*EXERCISE INSTRUCTIONS*. Check each line of the listing below for the word "James" and say how many lines have it. Nothing else should be written.

────────────────

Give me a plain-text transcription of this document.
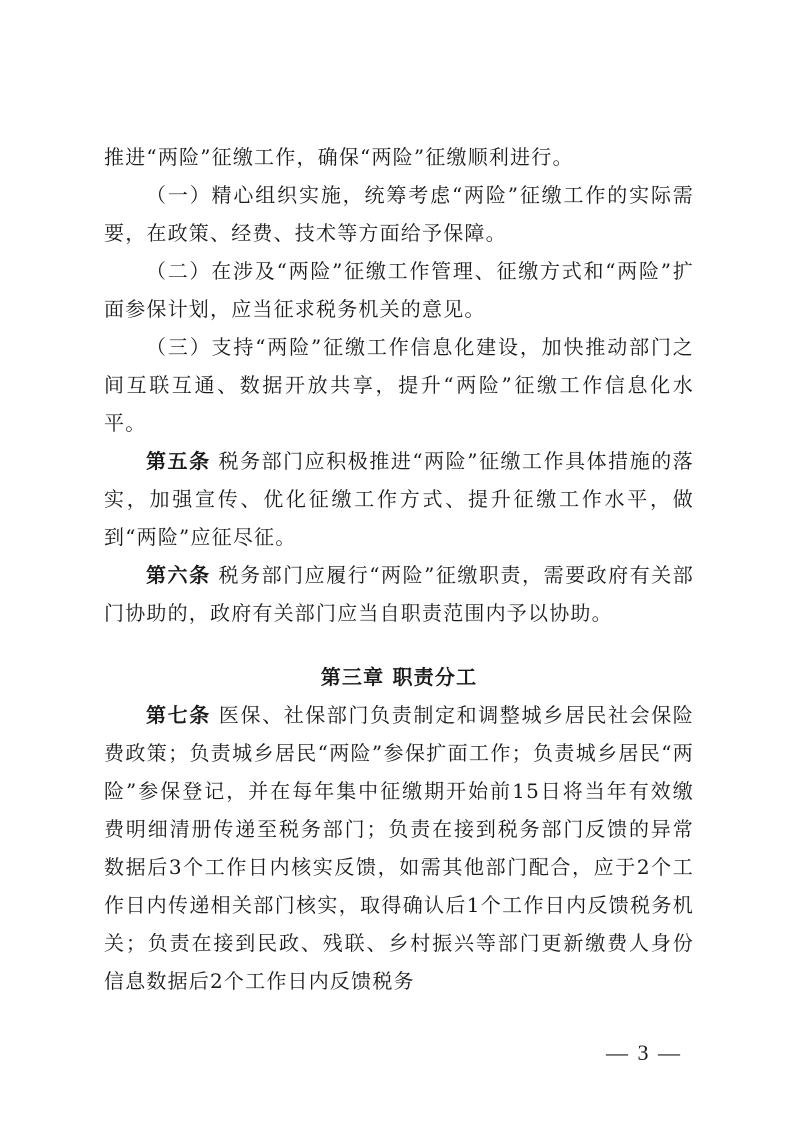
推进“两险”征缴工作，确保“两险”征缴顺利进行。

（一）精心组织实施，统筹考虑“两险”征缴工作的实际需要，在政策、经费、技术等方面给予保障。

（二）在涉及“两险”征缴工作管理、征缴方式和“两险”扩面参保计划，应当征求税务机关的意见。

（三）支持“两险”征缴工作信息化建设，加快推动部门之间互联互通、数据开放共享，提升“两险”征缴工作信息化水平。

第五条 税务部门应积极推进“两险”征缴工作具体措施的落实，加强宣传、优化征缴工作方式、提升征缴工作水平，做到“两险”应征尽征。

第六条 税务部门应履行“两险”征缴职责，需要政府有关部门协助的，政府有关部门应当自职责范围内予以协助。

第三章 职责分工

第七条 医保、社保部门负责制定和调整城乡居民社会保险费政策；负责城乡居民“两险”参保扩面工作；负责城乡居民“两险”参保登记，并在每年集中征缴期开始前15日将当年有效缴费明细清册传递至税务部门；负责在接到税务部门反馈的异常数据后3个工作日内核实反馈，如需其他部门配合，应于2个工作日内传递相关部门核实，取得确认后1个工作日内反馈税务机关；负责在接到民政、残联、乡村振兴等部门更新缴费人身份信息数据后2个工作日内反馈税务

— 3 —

────────────────

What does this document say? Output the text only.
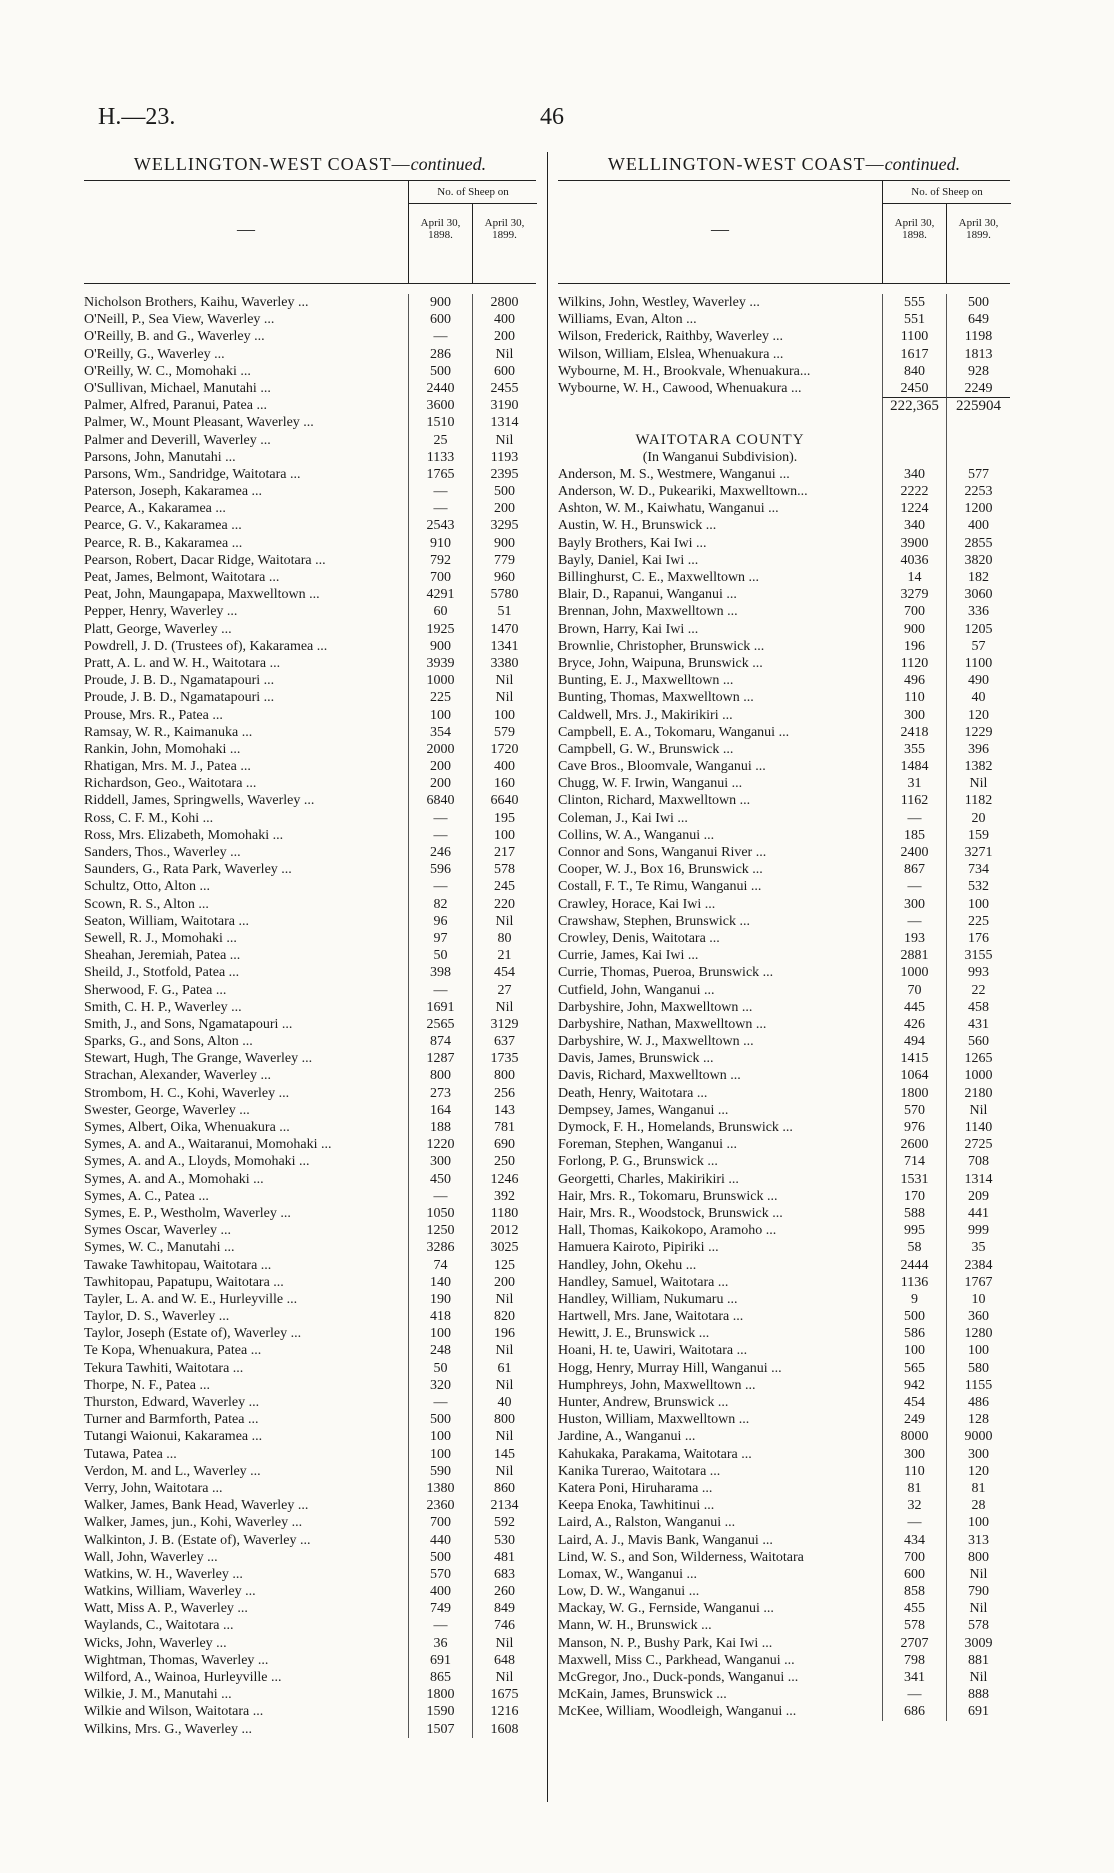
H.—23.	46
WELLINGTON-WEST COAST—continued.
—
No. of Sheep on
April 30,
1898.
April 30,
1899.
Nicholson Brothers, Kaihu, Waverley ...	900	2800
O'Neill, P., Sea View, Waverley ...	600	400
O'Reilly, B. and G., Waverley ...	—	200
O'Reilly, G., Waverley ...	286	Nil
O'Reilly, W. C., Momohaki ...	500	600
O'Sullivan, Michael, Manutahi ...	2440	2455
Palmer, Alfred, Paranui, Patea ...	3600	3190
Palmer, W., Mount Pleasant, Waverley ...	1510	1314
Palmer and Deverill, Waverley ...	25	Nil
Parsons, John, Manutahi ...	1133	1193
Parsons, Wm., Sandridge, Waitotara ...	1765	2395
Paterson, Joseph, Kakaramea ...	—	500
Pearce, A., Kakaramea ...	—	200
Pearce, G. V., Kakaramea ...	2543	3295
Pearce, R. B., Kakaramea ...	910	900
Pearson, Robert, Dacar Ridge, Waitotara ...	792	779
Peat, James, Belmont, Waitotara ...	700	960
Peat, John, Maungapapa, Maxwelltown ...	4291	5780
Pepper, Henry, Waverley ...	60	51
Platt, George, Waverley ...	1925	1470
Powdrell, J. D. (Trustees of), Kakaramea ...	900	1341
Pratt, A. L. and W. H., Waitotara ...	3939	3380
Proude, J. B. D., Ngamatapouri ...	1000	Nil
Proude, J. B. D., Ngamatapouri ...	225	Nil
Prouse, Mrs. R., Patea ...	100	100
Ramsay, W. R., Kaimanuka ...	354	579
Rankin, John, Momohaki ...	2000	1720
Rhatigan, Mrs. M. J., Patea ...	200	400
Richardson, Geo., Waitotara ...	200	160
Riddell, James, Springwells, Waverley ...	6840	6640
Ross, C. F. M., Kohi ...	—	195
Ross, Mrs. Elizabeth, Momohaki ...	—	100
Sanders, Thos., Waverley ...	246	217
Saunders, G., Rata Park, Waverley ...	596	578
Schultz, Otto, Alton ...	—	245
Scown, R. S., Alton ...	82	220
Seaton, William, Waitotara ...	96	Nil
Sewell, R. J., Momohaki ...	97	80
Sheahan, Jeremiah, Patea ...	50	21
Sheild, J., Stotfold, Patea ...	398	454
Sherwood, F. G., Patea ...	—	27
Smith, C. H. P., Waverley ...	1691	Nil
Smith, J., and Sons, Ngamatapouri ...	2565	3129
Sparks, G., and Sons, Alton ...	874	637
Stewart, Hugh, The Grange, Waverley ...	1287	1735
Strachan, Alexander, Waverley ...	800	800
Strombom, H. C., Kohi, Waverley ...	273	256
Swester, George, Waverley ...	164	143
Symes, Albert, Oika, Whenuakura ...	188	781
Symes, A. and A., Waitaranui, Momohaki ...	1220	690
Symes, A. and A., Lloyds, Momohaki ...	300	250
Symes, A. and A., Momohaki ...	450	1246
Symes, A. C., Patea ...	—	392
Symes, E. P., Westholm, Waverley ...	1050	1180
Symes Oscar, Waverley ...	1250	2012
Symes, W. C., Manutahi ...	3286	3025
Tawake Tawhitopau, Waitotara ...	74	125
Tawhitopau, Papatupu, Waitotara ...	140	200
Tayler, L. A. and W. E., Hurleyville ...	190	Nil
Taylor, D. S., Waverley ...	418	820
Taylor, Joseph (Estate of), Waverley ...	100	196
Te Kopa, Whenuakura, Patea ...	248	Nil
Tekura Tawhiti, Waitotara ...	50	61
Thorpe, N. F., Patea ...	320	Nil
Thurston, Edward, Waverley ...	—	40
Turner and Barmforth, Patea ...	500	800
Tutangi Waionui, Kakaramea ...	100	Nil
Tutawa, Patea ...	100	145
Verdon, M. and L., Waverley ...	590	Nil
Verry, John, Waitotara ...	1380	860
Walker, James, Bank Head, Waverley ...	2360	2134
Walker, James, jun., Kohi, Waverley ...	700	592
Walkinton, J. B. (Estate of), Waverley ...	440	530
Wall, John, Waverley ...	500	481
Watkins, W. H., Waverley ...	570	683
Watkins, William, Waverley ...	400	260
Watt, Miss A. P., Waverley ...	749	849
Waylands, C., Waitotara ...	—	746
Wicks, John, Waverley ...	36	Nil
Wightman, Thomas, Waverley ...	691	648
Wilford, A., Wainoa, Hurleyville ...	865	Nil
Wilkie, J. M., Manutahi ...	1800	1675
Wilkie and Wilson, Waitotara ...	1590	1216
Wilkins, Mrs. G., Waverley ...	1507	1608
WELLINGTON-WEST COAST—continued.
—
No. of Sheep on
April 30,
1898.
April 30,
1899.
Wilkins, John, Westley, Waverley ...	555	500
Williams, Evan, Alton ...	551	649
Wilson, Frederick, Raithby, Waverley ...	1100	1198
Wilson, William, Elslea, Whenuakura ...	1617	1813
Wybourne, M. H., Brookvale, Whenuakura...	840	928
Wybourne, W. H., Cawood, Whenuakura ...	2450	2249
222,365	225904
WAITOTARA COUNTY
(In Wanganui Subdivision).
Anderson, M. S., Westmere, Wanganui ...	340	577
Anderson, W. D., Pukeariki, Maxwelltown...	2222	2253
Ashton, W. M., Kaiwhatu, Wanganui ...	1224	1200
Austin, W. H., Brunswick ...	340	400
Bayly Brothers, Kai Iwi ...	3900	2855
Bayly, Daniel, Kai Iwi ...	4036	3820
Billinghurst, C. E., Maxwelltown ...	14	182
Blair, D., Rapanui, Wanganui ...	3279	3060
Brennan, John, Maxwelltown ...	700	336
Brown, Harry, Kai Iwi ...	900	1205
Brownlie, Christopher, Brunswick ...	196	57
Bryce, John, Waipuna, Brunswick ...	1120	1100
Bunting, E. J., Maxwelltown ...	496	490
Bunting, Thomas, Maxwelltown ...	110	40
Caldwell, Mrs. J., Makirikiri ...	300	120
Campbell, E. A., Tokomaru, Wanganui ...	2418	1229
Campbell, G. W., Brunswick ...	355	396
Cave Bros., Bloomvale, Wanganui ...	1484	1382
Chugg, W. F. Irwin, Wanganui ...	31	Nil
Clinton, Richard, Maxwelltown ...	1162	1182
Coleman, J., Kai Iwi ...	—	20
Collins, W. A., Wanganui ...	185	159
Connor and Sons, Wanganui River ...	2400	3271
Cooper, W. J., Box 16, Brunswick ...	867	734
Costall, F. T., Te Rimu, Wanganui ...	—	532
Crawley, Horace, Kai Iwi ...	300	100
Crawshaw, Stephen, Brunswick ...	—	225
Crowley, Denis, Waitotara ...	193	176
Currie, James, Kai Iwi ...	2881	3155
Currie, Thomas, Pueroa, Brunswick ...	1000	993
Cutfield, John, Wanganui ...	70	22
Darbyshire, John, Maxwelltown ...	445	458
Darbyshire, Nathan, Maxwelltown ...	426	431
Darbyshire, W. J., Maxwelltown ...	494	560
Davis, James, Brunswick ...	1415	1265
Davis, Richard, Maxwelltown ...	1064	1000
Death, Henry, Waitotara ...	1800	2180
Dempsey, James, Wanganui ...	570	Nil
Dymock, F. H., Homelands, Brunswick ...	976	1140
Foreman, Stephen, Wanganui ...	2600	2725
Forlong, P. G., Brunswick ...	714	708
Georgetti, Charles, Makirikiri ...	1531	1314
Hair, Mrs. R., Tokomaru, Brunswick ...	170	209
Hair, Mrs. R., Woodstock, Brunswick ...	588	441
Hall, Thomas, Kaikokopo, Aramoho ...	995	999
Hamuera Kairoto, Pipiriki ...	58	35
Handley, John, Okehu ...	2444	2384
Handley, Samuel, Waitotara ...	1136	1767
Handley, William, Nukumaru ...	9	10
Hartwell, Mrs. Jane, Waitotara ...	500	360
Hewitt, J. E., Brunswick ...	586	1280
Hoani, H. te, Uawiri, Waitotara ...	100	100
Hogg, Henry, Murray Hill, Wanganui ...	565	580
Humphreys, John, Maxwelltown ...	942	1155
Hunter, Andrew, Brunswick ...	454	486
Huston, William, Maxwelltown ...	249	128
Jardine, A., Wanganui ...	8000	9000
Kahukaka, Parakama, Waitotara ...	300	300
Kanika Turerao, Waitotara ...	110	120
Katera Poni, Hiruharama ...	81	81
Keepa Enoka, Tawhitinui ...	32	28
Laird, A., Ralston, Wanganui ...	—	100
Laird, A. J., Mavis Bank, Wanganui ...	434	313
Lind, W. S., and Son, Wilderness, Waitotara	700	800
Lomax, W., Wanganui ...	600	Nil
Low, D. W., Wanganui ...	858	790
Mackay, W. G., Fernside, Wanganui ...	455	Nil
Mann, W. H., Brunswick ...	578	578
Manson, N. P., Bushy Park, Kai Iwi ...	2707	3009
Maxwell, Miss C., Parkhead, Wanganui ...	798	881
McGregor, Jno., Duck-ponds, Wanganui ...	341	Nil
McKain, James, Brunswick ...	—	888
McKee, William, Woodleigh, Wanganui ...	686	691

────────────────

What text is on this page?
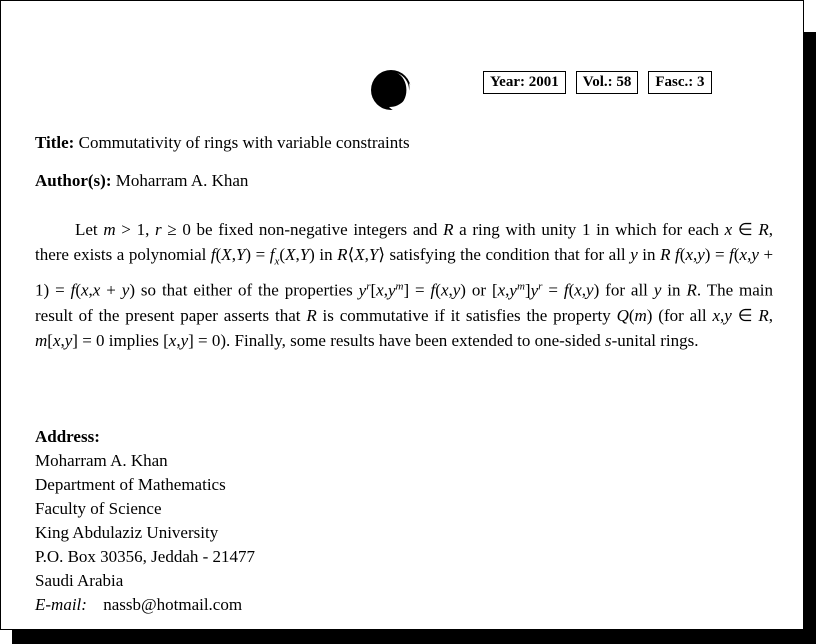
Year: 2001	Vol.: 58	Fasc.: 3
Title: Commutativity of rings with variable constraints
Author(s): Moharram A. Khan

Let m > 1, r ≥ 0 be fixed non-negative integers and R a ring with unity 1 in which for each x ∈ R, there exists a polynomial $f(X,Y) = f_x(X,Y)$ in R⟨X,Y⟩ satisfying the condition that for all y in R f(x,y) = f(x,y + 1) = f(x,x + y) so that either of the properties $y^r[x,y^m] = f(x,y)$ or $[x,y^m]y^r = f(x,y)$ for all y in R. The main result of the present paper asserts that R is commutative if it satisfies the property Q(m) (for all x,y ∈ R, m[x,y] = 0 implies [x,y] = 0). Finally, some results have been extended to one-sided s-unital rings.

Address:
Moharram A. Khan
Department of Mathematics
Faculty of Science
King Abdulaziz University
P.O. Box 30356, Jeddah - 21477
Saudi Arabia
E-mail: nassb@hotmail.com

────────────────

*RESPONSE*. 8